* _Recorded information_

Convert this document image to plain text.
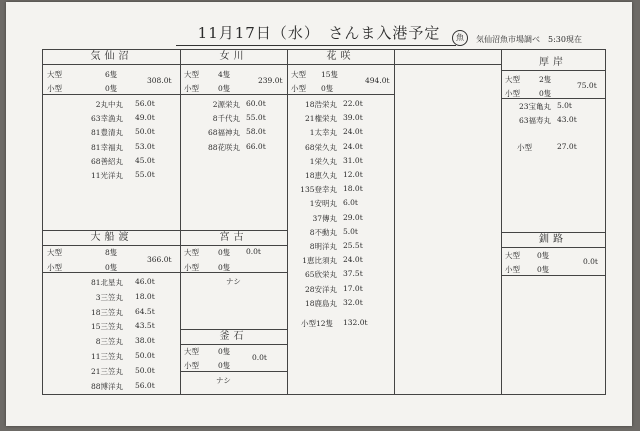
11月17日（水）　さんま入港予定	魚	気仙沼魚市場調べ　5:30現在
気仙沼
大型	6隻
小型	0隻
308.0t
2丸中丸 56.0t
63幸漁丸 49.0t
81豊清丸 50.0t
81幸福丸 53.0t
68善紹丸 45.0t
11光洋丸 55.0t
大船渡
大型	8隻
小型	0隻
366.0t
81北星丸 46.0t
3三笠丸 18.0t
18三笠丸 64.5t
15三笠丸 43.5t
8三笠丸 38.0t
11三笠丸 50.0t
21三笠丸 50.0t
88博洋丸 56.0t
女川
大型	4隻
小型	0隻
239.0t
2源栄丸 60.0t
8千代丸 55.0t
68福神丸 58.0t
88花咲丸 66.0t
宮古
大型	0隻 0.0t
小型	0隻
ナシ
釜石
大型	0隻
0.0t
小型	0隻
ナシ
花咲
大型 15隻
小型 0隻
494.0t
18浩栄丸 22.0t
21権栄丸 39.0t
1太幸丸 24.0t
68栄久丸 24.0t
1栄久丸 31.0t
18恵久丸 12.0t
135登幸丸 18.0t
1安明丸 6.0t
37傳丸 29.0t
8不動丸 5.0t
8明洋丸 25.5t
1恵比須丸 24.0t
65欣栄丸 37.5t
28安洋丸 17.0t
18鹿島丸 32.0t
小型12隻 132.0t
厚岸
大型	2隻
小型	0隻
75.0t
23宝亀丸 5.0t
63福寿丸 43.0t
小型	27.0t
釧路
大型 0隻
小型 0隻
0.0t
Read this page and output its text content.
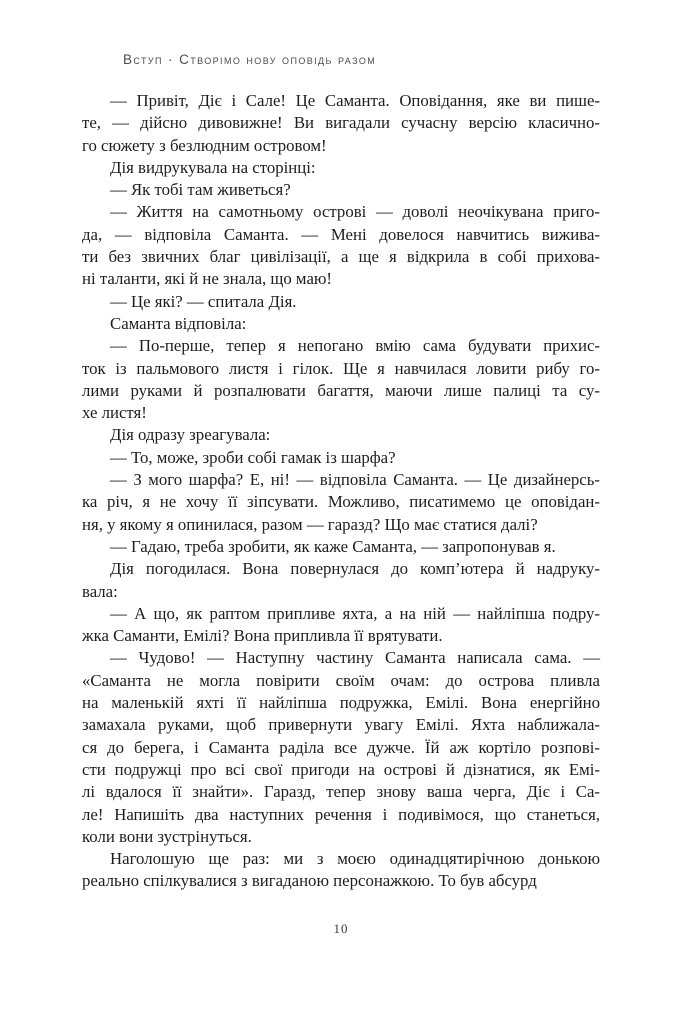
Вступ · Створімо нову оповідь разом
— Привіт, Діє і Сале! Це Саманта. Оповідання, яке ви пише-
те, — дійсно дивовижне! Ви вигадали сучасну версію класично-
го сюжету з безлюдним островом!
Дія видрукувала на сторінці:
— Як тобі там живеться?
— Життя на самотньому острові — доволі неочікувана приго-
да, — відповіла Саманта. — Мені довелося навчитись вижива-
ти без звичних благ цивілізації, а ще я відкрила в собі прихова-
ні таланти, які й не знала, що маю!
— Це які? — спитала Дія.
Саманта відповіла:
— По-перше, тепер я непогано вмію сама будувати прихис-
ток із пальмового листя і гілок. Ще я навчилася ловити рибу го-
лими руками й розпалювати багаття, маючи лише палиці та су-
хе листя!
Дія одразу зреагувала:
— То, може, зроби собі гамак із шарфа?
— З мого шарфа? Е, ні! — відповіла Саманта. — Це дизайнерсь-
ка річ, я не хочу її зіпсувати. Можливо, писатимемо це оповідан-
ня, у якому я опинилася, разом — гаразд? Що має статися далі?
— Гадаю, треба зробити, як каже Саманта, — запропонував я.
Дія погодилася. Вона повернулася до комп’ютера й надруку-
вала:
— А що, як раптом припливе яхта, а на ній — найліпша подру-
жка Саманти, Емілі? Вона припливла її врятувати.
— Чудово! — Наступну частину Саманта написала сама. —
«Саманта не могла повірити своїм очам: до острова пливла
на маленькій яхті її найліпша подружка, Емілі. Вона енергійно
замахала руками, щоб привернути увагу Емілі. Яхта наближала-
ся до берега, і Саманта раділа все дужче. Їй аж кортіло розпові-
сти подружці про всі свої пригоди на острові й дізнатися, як Емі-
лі вдалося її знайти». Гаразд, тепер знову ваша черга, Діє і Са-
ле! Напишіть два наступних речення і подивімося, що станеться,
коли вони зустрінуться.
Наголошую ще раз: ми з моєю одинадцятирічною донькою
реально спілкувалися з вигаданою персонажкою. То був абсурд
10
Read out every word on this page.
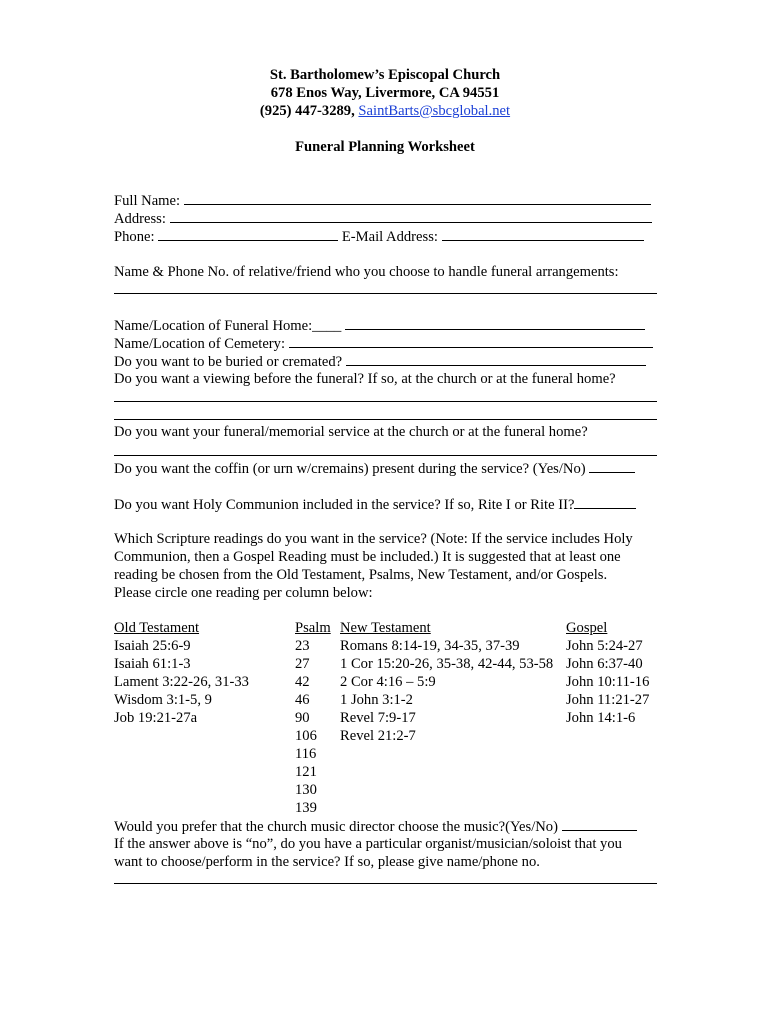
St. Bartholomew’s Episcopal Church
678 Enos Way, Livermore, CA 94551
(925) 447-3289, SaintBarts@sbcglobal.net
Funeral Planning Worksheet
Full Name:
Address:
Phone:	E-Mail Address:
Name & Phone No. of relative/friend who you choose to handle funeral arrangements:
Name/Location of Funeral Home:____
Name/Location of Cemetery:
Do you want to be buried or cremated?
Do you want a viewing before the funeral? If so, at the church or at the funeral home?
Do you want your funeral/memorial service at the church or at the funeral home?
Do you want the coffin (or urn w/cremains) present during the service? (Yes/No)
Do you want Holy Communion included in the service? If so, Rite I or Rite II?
Which Scripture readings do you want in the service? (Note: If the service includes Holy
Communion, then a Gospel Reading must be included.) It is suggested that at least one
reading be chosen from the Old Testament, Psalms, New Testament, and/or Gospels.
Please circle one reading per column below:
Old Testament
Isaiah 25:6-9
Isaiah 61:1-3
Lament 3:22-26, 31-33
Wisdom 3:1-5, 9
Job 19:21-27a
Psalm
23
27
42
46
90
106
116
121
130
139
New Testament
Romans 8:14-19, 34-35, 37-39
1 Cor 15:20-26, 35-38, 42-44, 53-58
2 Cor 4:16 – 5:9
1 John 3:1-2
Revel 7:9-17
Revel 21:2-7
Gospel
John 5:24-27
John 6:37-40
John 10:11-16
John 11:21-27
John 14:1-6
Would you prefer that the church music director choose the music?(Yes/No)
If the answer above is “no”, do you have a particular organist/musician/soloist that you
want to choose/perform in the service? If so, please give name/phone no.
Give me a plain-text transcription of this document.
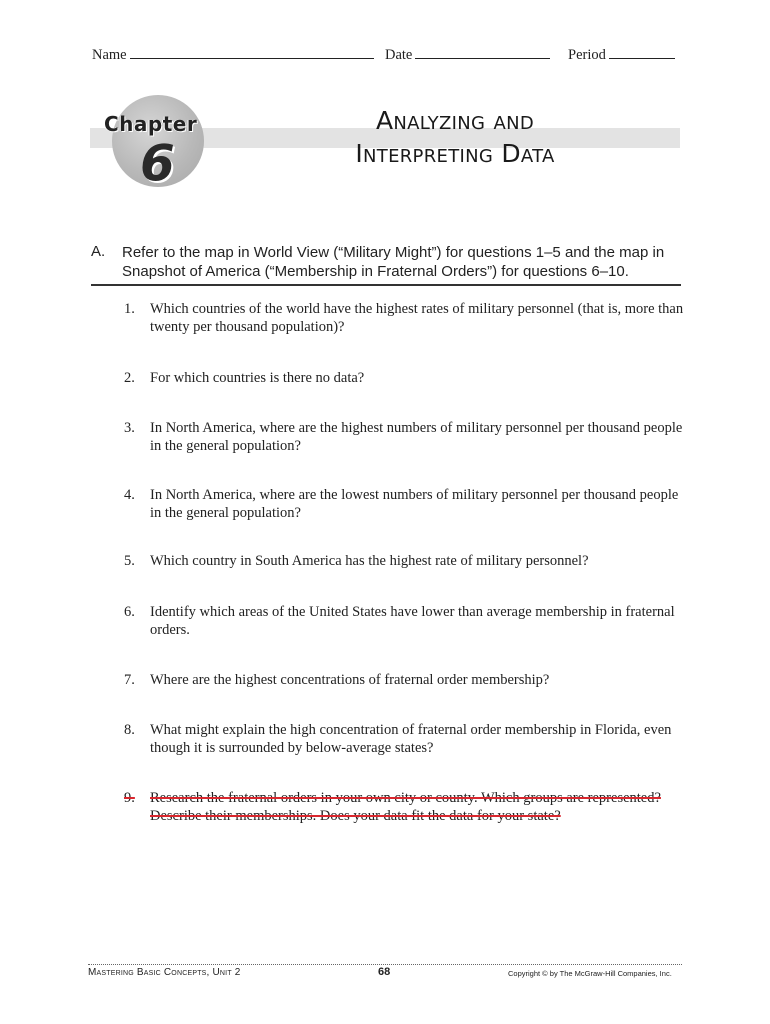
Name	Date	Period
Chapter
6
Analyzing and
Interpreting Data
A. Refer to the map in World View (“Military Might”) for questions 1–5 and the map in Snapshot of America (“Membership in Fraternal Orders”) for questions 6–10.
1. Which countries of the world have the highest rates of military personnel (that is, more than twenty per thousand population)?
2. For which countries is there no data?
3. In North America, where are the highest numbers of military personnel per thousand people in the general population?
4. In North America, where are the lowest numbers of military personnel per thousand people in the general population?
5. Which country in South America has the highest rate of military personnel?
6. Identify which areas of the United States have lower than average membership in fraternal orders.
7. Where are the highest concentrations of fraternal order membership?
8. What might explain the high concentration of fraternal order membership in Florida, even though it is surrounded by below-average states?
9. Research the fraternal orders in your own city or county. Which groups are represented? Describe their memberships. Does your data fit the data for your state?
Mastering Basic Concepts, Unit 2	68	Copyright © by The McGraw-Hill Companies, Inc.
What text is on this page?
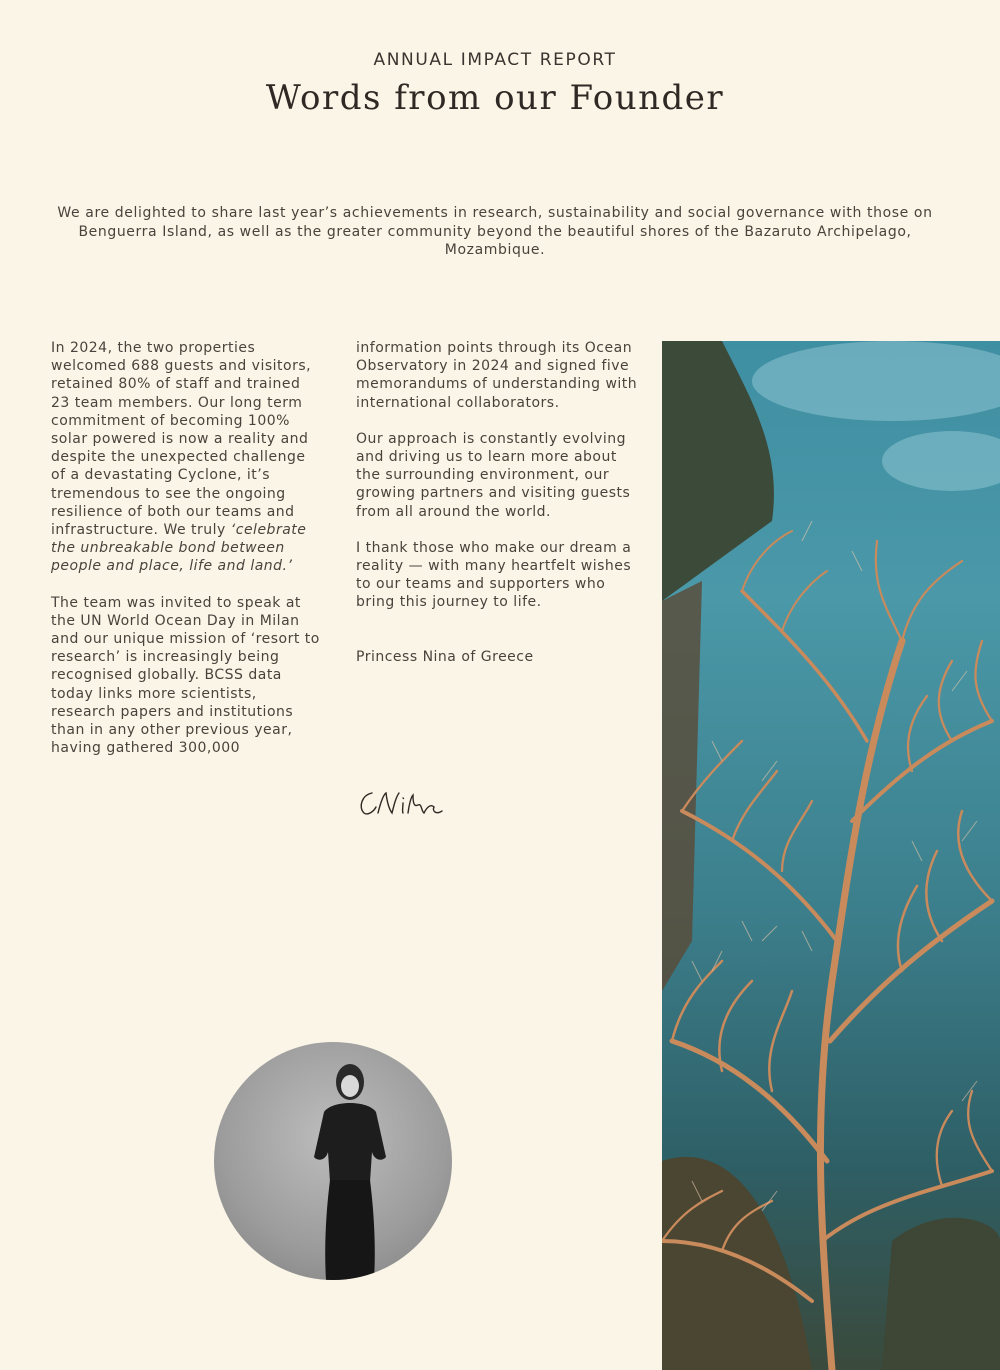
ANNUAL IMPACT REPORT
Words from our Founder
We are delighted to share last year’s achievements in research, sustainability and social governance with those on Benguerra Island, as well as the greater community beyond the beautiful shores of the Bazaruto Archipelago, Mozambique.

In 2024, the two properties welcomed 688 guests and visitors, retained 80% of staff and trained 23 team members. Our long term commitment of becoming 100% solar powered is now a reality and despite the unexpected challenge of a devastating Cyclone, it’s tremendous to see the ongoing resilience of both our teams and infrastructure. We truly ‘celebrate the unbreakable bond between people and place, life and land.’

The team was invited to speak at the UN World Ocean Day in Milan and our unique mission of ‘resort to research’ is increasingly being recognised globally. BCSS data today links more scientists, research papers and institutions than in any other previous year, having gathered 300,000

information points through its Ocean Observatory in 2024 and signed five memorandums of understanding with international collaborators.

Our approach is constantly evolving and driving us to learn more about the surrounding environment, our growing partners and visiting guests from all around the world.

I thank those who make our dream a reality — with many heartfelt wishes to our teams and supporters who bring this journey to life.

Princess Nina of Greece
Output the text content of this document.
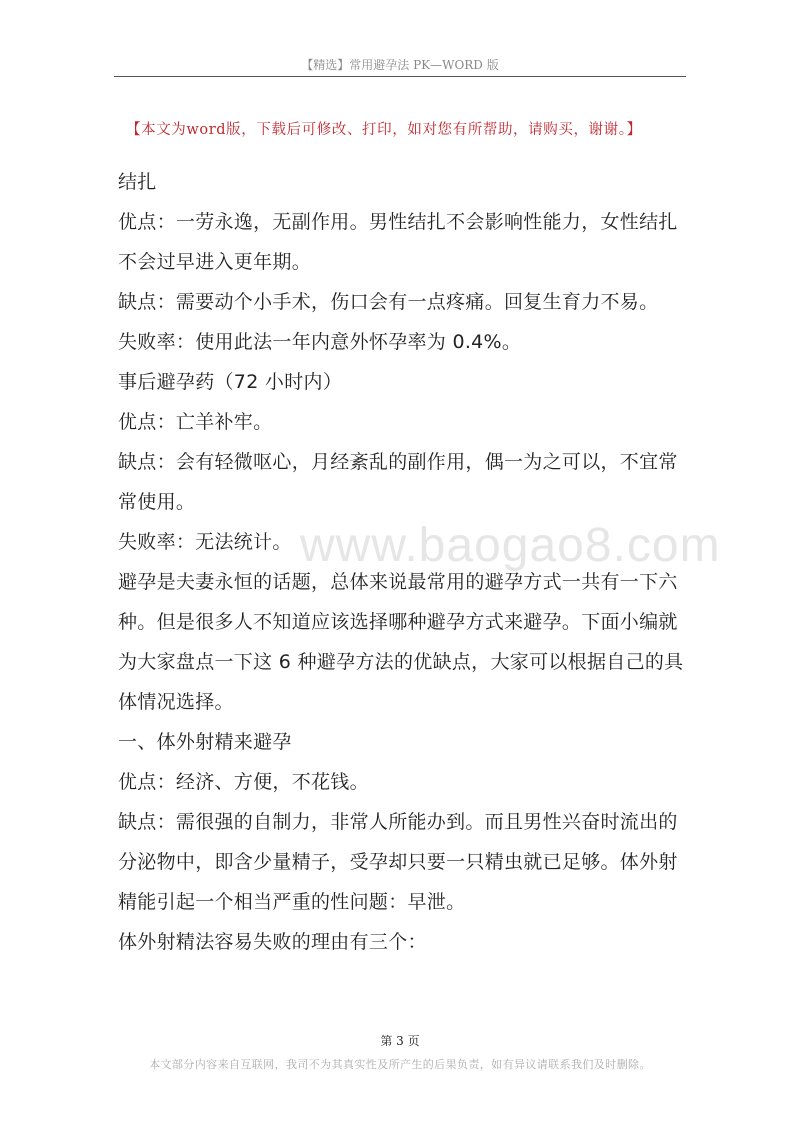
【精选】常用避孕法 PK—WORD 版
【本文为word版，下载后可修改、打印，如对您有所帮助，请购买，谢谢。】
www.baogao8.com

结扎

优点：一劳永逸，无副作用。男性结扎不会影响性能力，女性结扎不会过早进入更年期。

缺点：需要动个小手术，伤口会有一点疼痛。回复生育力不易。

失败率：使用此法一年内意外怀孕率为 0.4%。

事后避孕药（72 小时内）

优点：亡羊补牢。

缺点：会有轻微呕心，月经紊乱的副作用，偶一为之可以，不宜常常使用。

失败率：无法统计。

避孕是夫妻永恒的话题，总体来说最常用的避孕方式一共有一下六种。但是很多人不知道应该选择哪种避孕方式来避孕。下面小编就为大家盘点一下这 6 种避孕方法的优缺点，大家可以根据自己的具体情况选择。

一、体外射精来避孕

优点：经济、方便，不花钱。

缺点：需很强的自制力，非常人所能办到。而且男性兴奋时流出的分泌物中，即含少量精子，受孕却只要一只精虫就已足够。体外射精能引起一个相当严重的性问题：早泄。

体外射精法容易失败的理由有三个：

第 3 页
本文部分内容来自互联网，我司不为其真实性及所产生的后果负责，如有异议请联系我们及时删除。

* _Set task_
Each line that has the word "average" counts once. How many such lines are in the data? Give the number alone.

* _Correct response_
2